Find the word "School" in the material below and gather every line that contains it.

+---+

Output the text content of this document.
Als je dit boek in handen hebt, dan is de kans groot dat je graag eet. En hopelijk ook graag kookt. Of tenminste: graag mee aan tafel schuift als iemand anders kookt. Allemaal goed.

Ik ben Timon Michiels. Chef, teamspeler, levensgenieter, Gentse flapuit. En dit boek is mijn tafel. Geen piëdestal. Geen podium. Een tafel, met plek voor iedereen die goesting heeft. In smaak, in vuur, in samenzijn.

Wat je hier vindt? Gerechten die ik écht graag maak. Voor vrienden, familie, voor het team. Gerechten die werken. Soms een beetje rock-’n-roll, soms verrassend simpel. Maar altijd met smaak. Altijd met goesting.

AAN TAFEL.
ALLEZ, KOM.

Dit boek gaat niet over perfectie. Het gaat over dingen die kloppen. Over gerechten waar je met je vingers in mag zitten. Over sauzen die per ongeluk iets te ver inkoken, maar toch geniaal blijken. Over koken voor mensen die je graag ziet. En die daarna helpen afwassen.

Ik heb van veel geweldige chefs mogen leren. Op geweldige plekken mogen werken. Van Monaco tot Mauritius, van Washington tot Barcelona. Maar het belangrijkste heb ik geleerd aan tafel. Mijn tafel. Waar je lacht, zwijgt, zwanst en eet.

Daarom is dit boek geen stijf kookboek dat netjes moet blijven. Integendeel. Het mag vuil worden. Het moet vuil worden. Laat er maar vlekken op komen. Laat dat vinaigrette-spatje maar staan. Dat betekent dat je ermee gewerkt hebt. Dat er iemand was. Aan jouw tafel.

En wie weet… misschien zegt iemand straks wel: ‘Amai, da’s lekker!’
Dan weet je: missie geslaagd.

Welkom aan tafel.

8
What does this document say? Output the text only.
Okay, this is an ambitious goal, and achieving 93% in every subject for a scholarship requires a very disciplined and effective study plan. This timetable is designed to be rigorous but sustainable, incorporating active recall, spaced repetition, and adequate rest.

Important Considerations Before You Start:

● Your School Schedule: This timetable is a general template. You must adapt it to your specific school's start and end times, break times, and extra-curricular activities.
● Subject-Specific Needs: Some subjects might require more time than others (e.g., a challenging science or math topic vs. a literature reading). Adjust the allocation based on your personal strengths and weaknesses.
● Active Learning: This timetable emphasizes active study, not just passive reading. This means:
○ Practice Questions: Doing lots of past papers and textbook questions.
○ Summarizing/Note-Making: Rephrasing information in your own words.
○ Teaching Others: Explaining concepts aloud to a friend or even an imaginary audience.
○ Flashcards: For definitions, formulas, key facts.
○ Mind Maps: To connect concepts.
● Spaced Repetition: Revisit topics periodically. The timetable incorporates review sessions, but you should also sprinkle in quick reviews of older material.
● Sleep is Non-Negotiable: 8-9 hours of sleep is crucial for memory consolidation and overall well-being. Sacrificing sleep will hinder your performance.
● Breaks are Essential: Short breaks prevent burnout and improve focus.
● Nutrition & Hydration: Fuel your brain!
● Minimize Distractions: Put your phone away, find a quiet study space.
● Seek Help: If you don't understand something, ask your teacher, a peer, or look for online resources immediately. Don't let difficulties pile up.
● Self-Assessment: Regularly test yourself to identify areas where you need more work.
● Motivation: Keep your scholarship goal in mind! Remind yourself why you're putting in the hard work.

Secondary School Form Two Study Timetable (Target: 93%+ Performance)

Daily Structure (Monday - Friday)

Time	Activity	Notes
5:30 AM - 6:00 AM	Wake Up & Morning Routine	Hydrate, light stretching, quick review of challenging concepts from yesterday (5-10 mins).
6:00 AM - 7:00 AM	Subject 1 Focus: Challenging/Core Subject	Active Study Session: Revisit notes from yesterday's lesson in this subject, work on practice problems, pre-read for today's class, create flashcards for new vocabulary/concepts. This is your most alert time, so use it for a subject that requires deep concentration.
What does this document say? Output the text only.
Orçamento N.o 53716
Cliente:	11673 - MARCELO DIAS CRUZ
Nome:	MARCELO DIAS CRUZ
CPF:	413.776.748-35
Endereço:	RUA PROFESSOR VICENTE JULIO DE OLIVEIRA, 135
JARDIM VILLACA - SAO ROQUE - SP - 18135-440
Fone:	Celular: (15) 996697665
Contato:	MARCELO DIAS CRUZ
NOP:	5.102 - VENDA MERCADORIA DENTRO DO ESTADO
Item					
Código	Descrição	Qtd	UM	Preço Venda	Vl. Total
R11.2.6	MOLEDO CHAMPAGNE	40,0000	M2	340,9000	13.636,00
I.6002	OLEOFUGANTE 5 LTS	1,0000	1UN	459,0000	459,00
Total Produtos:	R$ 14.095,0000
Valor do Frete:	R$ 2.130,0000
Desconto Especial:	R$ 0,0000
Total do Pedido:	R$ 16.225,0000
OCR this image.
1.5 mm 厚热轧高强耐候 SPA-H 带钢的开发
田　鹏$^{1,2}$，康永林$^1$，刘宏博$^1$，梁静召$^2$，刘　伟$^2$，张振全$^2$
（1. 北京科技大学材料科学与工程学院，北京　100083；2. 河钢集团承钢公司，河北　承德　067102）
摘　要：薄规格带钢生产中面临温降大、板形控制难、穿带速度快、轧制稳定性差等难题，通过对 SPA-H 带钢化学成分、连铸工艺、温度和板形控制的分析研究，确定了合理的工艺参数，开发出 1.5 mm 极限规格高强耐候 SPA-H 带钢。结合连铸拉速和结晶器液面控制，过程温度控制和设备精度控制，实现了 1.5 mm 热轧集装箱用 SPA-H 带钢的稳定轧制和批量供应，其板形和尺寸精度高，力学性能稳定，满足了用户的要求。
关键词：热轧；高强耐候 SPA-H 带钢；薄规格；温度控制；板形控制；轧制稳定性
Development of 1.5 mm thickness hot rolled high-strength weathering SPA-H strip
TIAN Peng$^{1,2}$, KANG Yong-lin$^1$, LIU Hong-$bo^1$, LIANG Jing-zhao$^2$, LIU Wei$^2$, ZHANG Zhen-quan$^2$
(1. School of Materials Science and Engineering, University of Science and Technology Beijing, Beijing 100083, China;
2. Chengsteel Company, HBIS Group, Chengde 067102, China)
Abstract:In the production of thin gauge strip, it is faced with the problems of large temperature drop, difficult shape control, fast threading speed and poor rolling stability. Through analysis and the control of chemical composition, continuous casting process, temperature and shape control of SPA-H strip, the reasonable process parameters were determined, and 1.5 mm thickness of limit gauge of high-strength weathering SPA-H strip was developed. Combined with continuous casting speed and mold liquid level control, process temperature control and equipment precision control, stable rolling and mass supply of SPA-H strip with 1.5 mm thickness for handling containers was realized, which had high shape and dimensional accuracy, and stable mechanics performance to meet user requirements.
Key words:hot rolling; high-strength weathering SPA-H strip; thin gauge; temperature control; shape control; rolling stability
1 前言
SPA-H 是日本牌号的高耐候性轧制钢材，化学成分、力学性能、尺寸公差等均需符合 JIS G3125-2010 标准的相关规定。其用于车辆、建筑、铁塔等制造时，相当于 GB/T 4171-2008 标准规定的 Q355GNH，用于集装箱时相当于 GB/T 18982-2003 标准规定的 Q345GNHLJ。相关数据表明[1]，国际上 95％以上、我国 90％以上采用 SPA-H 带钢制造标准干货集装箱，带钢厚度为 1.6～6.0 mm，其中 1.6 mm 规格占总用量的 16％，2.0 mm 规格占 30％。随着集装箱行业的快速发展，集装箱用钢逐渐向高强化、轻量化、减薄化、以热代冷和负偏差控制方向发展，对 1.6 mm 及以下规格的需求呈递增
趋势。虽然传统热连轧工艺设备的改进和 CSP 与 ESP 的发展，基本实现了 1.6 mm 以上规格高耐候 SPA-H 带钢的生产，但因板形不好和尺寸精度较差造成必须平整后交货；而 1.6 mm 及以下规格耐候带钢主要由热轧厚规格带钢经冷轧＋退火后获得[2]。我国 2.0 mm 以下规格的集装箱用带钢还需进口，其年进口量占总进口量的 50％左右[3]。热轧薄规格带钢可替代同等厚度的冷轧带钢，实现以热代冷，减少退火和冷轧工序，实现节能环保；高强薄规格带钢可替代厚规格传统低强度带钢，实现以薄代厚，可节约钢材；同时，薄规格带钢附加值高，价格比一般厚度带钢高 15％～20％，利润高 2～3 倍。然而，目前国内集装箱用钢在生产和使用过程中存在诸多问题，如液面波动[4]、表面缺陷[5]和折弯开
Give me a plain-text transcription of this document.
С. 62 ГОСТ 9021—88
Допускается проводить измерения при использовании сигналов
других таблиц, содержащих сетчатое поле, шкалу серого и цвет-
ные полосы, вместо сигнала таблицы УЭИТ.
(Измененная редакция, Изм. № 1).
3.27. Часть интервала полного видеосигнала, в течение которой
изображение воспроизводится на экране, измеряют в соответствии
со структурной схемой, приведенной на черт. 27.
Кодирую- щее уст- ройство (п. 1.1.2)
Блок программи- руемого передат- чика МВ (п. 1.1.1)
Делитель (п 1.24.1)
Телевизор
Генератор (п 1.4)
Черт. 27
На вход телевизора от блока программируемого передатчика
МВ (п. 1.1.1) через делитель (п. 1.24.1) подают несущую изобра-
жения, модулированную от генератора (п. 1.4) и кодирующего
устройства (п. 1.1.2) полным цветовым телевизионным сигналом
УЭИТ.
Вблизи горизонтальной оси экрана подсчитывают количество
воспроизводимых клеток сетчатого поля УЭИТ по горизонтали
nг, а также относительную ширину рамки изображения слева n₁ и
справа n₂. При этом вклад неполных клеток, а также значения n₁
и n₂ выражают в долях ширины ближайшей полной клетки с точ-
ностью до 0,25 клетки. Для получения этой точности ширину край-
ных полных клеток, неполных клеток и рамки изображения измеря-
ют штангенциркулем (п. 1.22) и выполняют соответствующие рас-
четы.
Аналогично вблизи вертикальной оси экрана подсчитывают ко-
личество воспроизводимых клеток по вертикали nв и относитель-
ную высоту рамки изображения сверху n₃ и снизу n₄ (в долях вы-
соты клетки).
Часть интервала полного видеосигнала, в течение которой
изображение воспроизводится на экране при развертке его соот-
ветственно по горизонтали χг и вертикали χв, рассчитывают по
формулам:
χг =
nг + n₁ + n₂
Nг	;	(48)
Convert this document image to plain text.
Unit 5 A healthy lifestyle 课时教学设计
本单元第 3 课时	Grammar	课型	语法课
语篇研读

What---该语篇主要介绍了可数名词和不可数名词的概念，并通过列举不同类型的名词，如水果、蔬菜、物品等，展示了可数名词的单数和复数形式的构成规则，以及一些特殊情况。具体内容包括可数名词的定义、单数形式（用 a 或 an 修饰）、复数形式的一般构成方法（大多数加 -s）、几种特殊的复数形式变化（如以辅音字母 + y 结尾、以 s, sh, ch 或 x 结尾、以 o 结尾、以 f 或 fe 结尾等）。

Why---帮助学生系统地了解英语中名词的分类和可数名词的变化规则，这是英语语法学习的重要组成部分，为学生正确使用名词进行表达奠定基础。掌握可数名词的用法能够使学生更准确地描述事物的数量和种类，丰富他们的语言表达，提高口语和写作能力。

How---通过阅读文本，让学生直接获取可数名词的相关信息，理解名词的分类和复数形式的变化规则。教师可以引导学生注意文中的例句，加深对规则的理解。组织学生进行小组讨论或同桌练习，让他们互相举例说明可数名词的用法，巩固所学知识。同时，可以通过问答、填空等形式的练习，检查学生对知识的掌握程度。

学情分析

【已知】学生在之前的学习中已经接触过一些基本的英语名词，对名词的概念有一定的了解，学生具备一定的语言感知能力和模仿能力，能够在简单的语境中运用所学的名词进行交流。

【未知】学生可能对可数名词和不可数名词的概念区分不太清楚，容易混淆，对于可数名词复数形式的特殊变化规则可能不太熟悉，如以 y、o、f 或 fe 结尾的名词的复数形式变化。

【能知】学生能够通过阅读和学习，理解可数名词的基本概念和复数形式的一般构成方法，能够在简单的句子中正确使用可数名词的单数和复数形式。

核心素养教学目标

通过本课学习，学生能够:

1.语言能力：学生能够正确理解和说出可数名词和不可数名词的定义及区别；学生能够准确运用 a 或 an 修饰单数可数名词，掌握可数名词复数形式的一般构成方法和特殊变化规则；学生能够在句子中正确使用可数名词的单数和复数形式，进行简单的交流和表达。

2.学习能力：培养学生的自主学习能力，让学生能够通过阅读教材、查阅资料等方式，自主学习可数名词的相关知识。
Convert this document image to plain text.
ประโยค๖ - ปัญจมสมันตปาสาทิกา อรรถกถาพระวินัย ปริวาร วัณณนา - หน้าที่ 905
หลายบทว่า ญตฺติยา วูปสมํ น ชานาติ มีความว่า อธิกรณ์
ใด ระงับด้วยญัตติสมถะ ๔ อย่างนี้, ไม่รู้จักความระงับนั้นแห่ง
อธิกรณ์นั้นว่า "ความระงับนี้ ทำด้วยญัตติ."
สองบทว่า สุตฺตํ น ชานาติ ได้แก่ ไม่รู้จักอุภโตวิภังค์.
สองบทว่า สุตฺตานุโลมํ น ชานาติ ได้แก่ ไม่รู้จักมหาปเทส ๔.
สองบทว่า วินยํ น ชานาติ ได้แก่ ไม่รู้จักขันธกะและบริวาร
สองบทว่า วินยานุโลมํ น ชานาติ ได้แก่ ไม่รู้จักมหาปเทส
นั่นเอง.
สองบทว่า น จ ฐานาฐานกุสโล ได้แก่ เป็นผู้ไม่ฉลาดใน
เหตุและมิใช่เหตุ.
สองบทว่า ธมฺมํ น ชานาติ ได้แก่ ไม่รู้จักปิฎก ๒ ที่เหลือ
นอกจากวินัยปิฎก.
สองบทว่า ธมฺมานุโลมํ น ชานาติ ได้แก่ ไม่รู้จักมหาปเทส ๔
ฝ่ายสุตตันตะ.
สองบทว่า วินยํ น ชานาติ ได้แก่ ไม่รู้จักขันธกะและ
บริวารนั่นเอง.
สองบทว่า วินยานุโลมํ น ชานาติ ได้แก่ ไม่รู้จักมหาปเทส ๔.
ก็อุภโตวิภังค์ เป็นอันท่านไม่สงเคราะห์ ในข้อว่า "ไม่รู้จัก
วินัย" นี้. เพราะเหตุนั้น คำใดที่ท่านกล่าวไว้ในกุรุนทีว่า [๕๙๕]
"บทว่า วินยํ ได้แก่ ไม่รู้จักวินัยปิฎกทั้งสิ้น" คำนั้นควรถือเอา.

+---+

• _TASK RESULT_:
● Your School Schedule: This timetable is a general template. You must adapt it to your specific school's start and end times, break times, and extra-curricular activities.
Secondary School Form Two Study Timetable (Target: 93%+ Performance)
(1. School of Materials Science and Engineering, University of Science and Technology Beijing, Beijing 100083, China;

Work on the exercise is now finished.